PROMPT ->
List, from the lines below, each one with "none" in it.

INPUT ROWS ->
#####

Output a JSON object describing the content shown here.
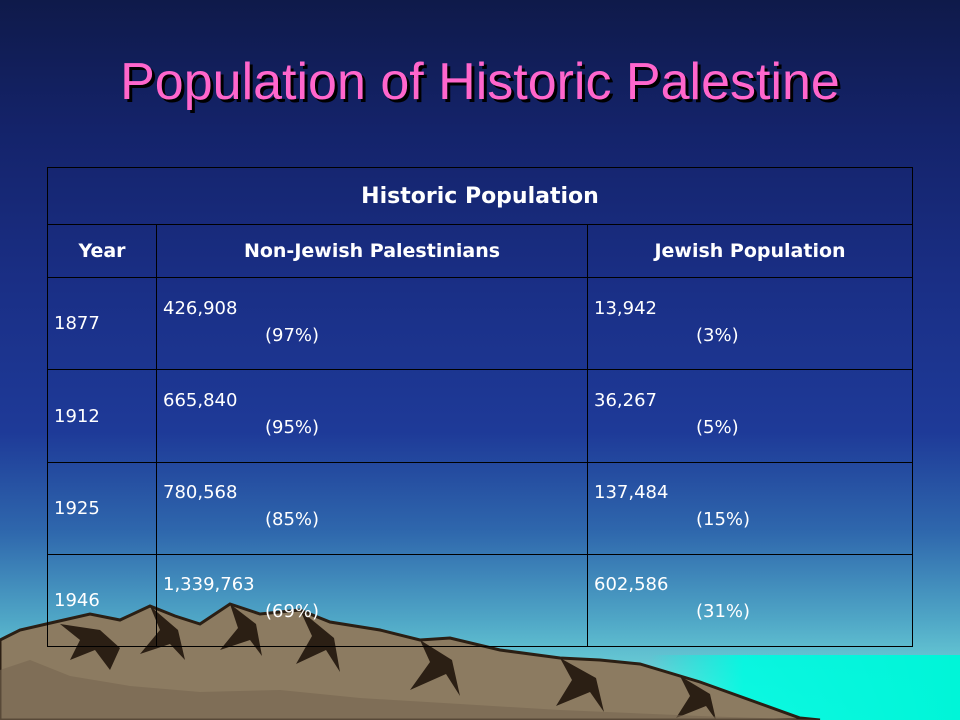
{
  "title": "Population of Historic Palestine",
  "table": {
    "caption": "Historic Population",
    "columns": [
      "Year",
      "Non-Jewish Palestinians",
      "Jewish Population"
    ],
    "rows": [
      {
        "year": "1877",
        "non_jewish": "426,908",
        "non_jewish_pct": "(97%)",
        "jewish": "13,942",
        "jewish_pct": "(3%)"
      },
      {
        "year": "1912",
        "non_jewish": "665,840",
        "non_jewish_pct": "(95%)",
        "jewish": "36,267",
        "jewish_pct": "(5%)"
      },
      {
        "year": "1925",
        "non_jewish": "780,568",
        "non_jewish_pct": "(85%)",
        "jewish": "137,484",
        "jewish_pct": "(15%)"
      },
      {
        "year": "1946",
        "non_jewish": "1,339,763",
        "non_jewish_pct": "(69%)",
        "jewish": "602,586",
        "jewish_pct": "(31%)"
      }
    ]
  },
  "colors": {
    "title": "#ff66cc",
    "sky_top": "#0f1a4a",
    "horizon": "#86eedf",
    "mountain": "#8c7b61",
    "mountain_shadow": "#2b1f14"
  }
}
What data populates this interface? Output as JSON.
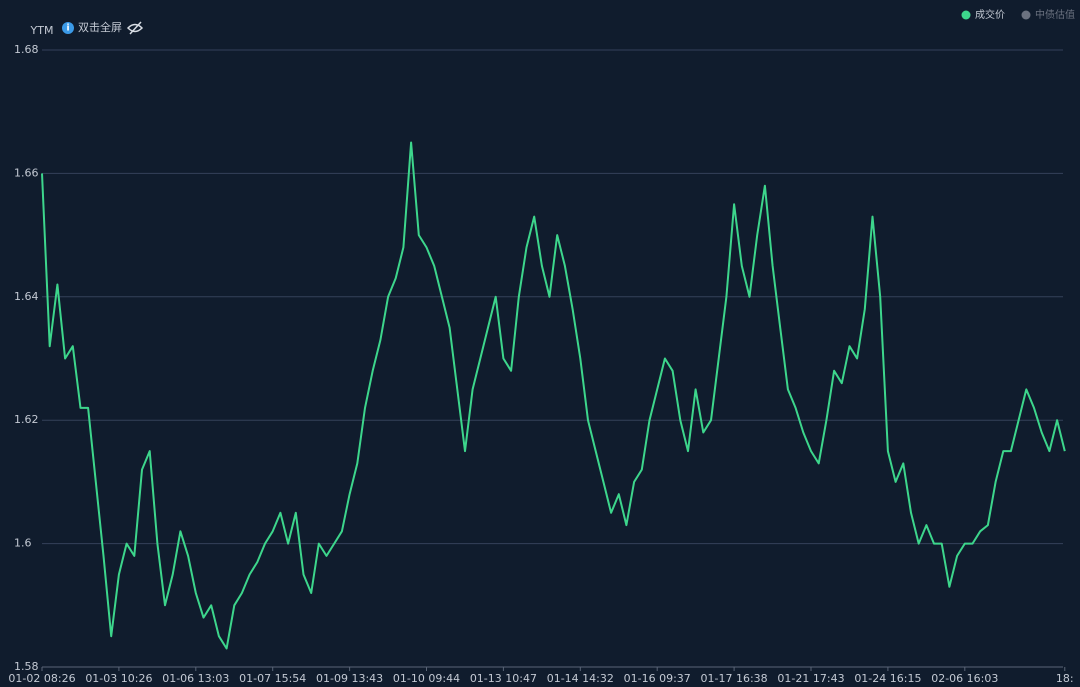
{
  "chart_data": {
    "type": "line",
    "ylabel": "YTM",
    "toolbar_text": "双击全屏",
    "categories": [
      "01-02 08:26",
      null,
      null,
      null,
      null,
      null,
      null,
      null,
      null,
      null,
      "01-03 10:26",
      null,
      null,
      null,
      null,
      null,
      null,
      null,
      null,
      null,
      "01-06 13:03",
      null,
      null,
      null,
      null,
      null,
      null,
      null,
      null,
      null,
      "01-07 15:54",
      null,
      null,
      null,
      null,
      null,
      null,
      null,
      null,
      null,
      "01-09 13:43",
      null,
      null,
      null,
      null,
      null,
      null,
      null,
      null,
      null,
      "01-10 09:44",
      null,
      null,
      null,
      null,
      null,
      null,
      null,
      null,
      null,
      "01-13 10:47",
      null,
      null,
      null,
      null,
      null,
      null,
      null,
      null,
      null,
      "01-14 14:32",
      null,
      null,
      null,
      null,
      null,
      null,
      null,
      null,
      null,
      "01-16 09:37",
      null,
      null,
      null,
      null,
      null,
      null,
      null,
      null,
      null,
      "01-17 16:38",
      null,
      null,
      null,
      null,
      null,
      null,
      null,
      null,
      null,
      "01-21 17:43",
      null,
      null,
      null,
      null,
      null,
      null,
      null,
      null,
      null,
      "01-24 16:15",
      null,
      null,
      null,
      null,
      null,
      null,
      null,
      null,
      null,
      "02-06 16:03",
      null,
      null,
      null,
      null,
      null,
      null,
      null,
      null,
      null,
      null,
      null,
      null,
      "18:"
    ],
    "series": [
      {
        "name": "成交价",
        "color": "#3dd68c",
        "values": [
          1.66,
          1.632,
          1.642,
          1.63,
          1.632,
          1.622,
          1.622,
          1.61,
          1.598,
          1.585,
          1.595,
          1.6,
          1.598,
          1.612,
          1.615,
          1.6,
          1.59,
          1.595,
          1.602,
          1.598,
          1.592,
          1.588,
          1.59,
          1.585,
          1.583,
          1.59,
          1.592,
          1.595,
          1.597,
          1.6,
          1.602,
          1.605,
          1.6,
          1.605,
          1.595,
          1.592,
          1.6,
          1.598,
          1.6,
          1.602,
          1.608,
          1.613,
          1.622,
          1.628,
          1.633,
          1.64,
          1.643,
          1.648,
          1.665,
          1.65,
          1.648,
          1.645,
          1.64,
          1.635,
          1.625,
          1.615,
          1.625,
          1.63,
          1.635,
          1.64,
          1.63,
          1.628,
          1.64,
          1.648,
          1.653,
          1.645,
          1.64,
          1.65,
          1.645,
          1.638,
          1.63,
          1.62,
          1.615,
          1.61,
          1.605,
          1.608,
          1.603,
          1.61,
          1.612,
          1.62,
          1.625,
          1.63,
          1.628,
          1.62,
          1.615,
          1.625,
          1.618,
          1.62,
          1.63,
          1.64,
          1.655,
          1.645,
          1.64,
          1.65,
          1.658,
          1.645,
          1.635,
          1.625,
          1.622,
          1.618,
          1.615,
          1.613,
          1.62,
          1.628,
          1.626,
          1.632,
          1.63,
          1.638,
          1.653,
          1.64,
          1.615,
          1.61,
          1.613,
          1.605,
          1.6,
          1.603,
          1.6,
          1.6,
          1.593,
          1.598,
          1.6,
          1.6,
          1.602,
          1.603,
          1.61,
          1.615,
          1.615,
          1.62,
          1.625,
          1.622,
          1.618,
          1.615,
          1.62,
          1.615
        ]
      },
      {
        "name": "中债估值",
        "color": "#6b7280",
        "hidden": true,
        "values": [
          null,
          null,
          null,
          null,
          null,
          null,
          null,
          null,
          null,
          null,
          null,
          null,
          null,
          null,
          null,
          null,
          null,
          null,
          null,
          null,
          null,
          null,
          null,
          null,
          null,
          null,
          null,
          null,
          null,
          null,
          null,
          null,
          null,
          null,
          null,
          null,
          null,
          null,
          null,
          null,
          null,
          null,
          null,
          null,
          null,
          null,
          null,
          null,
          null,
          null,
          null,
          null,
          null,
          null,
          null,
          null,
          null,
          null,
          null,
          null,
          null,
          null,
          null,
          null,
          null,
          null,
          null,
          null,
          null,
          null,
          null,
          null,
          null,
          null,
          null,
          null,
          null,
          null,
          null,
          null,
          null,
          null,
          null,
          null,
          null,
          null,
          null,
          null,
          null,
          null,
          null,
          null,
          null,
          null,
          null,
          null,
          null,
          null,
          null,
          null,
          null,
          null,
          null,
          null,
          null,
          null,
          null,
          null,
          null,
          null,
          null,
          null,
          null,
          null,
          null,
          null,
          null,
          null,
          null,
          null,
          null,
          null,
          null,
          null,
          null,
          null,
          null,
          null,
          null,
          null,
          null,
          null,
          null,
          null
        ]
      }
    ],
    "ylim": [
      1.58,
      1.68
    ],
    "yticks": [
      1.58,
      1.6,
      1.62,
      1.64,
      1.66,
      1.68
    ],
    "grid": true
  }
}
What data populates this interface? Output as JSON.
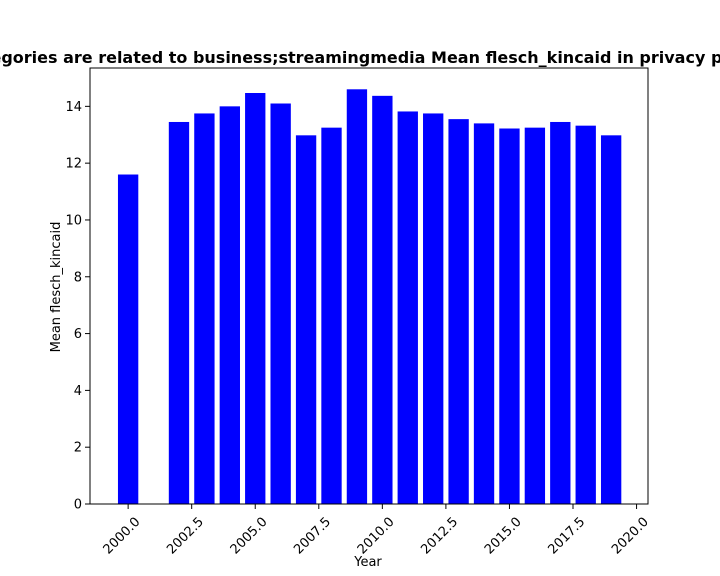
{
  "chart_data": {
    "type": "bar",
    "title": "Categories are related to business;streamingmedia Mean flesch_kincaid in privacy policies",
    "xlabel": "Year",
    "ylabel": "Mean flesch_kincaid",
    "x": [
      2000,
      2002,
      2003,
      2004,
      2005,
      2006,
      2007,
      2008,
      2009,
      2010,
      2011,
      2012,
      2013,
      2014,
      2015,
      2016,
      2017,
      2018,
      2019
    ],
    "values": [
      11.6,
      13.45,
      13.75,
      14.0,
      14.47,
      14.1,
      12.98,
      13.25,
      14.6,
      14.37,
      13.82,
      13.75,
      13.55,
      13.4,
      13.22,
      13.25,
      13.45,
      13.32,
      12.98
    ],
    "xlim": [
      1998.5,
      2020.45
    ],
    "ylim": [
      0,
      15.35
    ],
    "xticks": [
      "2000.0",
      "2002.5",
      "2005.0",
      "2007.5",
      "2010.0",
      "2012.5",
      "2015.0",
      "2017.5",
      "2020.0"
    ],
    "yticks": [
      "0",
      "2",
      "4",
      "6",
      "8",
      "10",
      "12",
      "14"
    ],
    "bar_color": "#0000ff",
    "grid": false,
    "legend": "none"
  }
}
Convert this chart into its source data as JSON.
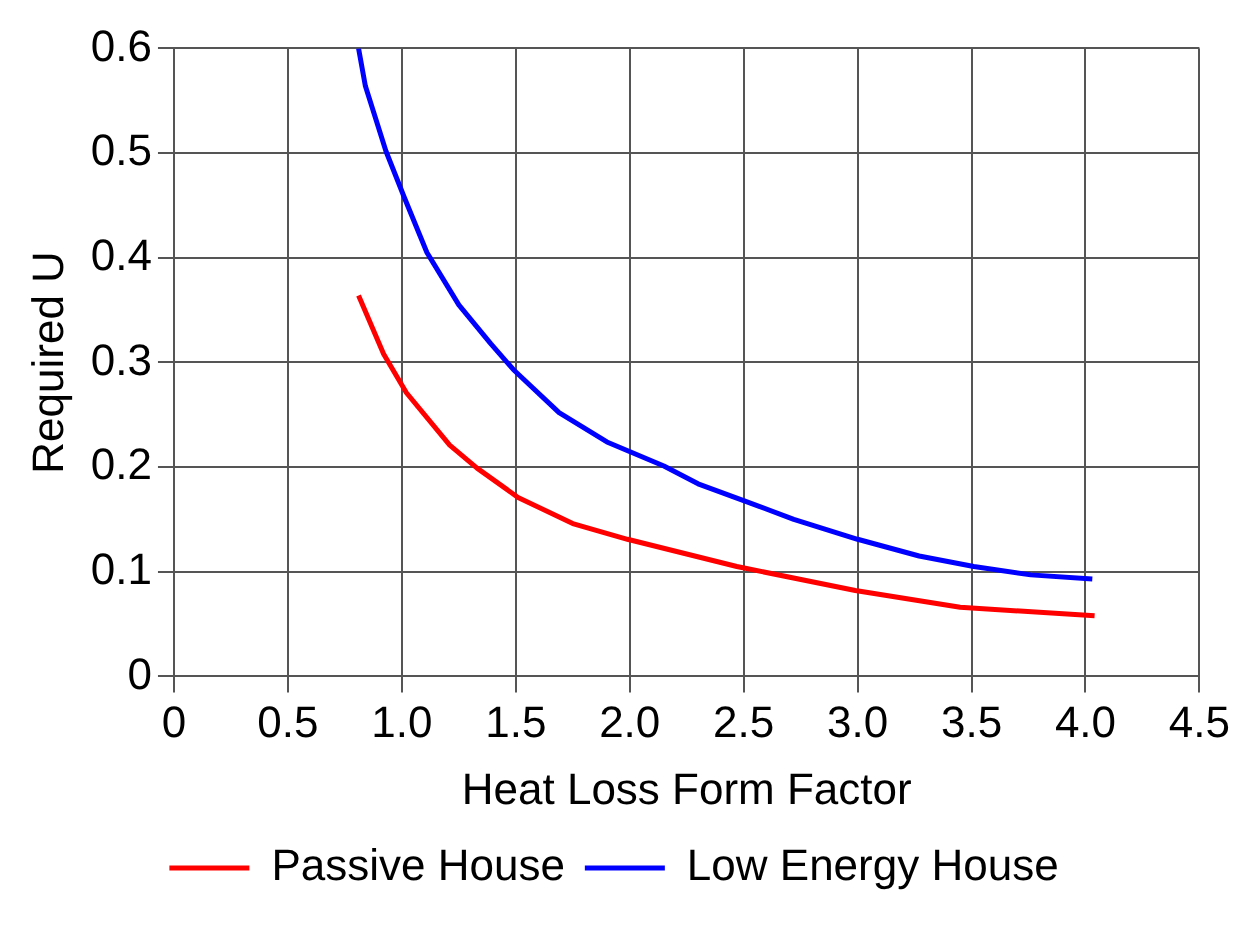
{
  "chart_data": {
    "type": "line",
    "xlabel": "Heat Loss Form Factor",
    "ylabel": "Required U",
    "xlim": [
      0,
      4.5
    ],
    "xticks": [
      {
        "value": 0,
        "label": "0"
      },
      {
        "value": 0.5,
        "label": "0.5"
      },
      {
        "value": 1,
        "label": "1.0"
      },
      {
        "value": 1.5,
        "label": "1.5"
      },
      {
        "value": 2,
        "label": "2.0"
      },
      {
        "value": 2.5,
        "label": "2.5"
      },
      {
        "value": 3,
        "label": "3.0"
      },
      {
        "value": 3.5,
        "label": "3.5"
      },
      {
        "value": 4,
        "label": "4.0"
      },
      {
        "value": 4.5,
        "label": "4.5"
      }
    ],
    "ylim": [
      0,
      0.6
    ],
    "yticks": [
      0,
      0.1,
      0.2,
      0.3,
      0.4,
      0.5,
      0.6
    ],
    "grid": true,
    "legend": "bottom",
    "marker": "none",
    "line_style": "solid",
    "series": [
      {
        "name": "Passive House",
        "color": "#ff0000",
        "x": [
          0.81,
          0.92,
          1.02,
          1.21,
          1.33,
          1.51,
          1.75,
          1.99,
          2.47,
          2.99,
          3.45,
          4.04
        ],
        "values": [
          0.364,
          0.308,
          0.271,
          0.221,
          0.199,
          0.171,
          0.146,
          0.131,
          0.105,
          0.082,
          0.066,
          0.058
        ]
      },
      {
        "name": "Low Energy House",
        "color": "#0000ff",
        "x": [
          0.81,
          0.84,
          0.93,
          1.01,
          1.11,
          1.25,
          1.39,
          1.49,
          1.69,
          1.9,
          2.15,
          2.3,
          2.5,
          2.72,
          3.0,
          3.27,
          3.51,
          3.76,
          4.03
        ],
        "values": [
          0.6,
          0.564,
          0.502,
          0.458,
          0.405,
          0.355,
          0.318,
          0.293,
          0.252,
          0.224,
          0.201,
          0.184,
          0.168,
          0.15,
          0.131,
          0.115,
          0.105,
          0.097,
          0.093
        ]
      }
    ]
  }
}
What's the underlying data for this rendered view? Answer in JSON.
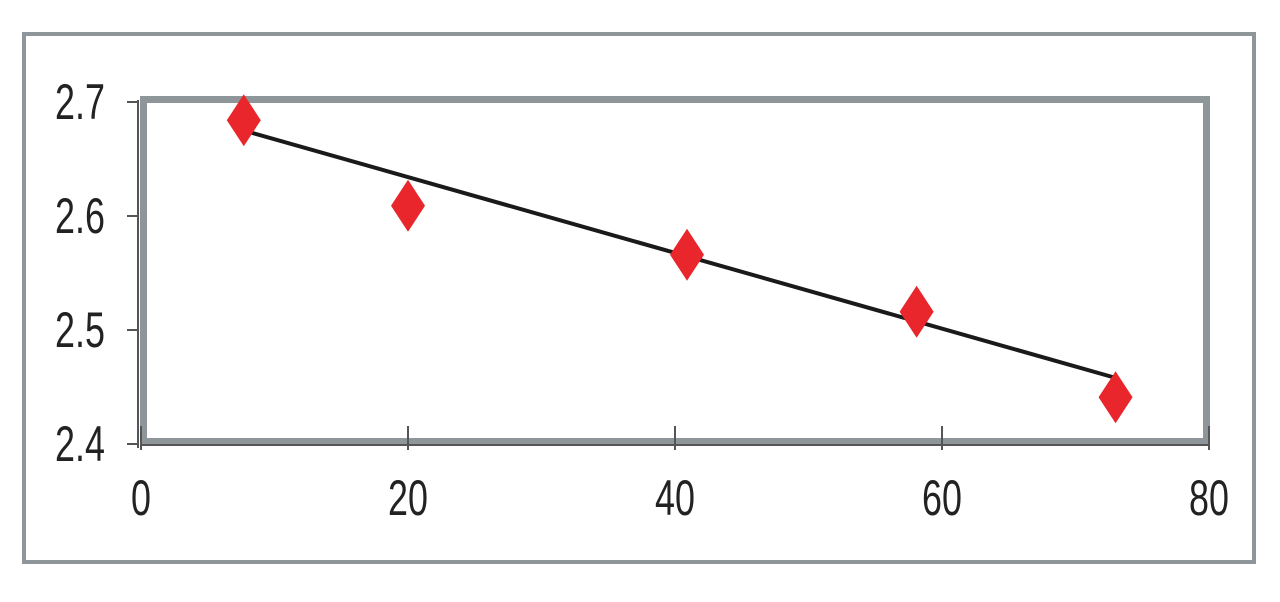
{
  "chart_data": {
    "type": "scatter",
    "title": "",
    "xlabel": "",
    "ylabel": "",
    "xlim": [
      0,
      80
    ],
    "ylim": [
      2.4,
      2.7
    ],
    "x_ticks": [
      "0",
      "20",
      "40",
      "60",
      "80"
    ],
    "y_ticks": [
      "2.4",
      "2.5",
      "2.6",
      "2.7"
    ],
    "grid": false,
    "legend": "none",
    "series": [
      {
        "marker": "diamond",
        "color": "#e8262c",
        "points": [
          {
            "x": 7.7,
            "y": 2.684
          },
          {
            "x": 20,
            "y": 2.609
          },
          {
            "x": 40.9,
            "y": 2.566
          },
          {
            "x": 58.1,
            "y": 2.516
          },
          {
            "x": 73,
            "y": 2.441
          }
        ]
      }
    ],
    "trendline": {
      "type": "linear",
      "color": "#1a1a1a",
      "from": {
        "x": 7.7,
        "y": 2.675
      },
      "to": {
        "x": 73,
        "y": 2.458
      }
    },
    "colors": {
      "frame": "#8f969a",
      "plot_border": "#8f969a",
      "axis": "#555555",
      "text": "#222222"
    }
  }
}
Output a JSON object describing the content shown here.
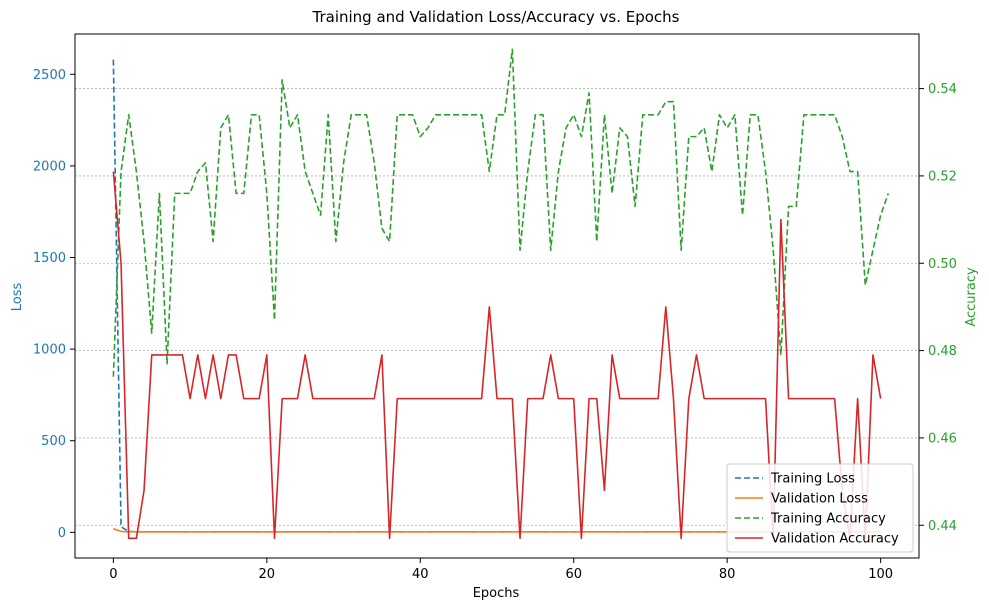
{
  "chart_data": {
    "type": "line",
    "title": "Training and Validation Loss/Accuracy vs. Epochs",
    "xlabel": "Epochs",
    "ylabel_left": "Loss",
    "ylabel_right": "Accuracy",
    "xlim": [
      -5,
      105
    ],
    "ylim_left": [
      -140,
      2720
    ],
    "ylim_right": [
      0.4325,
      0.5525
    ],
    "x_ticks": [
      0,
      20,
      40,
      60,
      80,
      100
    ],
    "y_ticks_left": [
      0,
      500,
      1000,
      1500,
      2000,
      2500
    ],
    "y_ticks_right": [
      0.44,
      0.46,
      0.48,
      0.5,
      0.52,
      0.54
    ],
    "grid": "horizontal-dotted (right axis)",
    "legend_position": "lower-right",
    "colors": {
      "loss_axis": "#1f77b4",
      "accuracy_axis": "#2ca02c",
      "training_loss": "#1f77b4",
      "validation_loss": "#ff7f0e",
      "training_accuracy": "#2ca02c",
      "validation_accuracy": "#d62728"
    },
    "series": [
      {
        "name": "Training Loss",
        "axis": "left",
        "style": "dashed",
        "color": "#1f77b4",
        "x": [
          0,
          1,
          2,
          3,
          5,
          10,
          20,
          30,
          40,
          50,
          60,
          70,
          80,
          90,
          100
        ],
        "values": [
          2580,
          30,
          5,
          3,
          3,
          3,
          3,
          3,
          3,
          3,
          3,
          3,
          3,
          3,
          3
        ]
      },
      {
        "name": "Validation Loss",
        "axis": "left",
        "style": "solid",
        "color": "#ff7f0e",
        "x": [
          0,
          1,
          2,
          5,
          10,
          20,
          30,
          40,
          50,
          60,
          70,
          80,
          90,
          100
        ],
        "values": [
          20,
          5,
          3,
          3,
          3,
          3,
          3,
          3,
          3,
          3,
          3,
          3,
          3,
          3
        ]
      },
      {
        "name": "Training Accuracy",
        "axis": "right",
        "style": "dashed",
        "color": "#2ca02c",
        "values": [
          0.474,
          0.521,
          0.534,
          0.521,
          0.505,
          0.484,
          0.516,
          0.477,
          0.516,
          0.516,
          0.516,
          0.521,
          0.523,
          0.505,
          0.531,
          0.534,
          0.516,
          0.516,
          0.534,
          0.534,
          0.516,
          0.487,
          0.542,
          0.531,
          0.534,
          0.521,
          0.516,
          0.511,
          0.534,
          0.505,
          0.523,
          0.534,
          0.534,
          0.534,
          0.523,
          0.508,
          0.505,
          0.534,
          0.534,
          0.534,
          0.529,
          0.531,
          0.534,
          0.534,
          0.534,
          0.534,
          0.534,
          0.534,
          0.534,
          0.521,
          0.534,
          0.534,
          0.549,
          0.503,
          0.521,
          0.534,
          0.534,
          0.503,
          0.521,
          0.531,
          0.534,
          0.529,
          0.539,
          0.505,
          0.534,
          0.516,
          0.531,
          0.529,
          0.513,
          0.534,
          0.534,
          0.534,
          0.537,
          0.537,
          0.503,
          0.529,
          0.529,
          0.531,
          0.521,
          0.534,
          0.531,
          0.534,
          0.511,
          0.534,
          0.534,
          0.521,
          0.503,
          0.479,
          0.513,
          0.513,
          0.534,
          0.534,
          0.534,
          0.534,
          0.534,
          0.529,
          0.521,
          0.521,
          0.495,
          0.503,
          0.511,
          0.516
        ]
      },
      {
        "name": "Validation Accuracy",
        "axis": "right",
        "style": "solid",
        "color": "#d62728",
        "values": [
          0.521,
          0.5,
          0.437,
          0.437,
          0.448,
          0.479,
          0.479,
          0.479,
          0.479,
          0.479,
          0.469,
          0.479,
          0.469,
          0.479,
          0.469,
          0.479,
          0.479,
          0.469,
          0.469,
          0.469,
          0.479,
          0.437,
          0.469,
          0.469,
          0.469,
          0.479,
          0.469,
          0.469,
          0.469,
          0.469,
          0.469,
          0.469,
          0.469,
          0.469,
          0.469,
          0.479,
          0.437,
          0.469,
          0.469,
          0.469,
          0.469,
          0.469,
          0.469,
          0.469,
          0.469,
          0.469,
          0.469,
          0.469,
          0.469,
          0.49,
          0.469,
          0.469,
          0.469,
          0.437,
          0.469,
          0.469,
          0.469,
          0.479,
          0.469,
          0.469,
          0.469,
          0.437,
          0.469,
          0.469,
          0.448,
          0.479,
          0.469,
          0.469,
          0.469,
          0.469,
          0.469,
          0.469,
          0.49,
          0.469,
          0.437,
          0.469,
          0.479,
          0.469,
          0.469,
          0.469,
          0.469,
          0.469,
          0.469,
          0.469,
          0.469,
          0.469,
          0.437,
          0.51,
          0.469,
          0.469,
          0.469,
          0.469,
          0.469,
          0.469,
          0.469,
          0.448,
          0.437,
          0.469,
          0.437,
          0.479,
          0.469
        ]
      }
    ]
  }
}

#####

COMPLETE ANSWER ->
    "legend": "none"
    "marker": "none",
    "legend": "none",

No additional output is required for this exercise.